►

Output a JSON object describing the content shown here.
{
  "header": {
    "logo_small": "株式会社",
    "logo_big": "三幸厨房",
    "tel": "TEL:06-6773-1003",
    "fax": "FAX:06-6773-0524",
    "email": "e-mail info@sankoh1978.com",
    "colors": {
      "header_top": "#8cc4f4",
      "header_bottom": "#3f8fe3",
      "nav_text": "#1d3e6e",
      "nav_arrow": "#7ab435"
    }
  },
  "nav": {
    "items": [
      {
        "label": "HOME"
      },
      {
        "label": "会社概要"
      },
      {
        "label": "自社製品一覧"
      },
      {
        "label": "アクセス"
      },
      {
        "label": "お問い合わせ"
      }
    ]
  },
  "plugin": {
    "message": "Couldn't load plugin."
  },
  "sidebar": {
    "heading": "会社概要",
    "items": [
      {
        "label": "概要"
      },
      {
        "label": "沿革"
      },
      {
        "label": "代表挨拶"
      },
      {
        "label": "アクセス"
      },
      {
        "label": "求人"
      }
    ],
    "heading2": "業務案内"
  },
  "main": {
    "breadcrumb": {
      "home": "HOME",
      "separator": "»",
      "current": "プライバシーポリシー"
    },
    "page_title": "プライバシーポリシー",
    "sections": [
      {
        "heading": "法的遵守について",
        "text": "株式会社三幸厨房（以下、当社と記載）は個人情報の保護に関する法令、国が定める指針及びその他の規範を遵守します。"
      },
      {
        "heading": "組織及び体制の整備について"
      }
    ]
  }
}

◄

§ **Challenge**
Copy down every line of the material above that includes the string "label".

§ **Problem solution**
        "label": "HOME"
        "label": "会社概要"
        "label": "自社製品一覧"
        "label": "アクセス"
        "label": "お問い合わせ"
        "label": "概要"
        "label": "沿革"
        "label": "代表挨拶"
        "label": "アクセス"
        "label": "求人"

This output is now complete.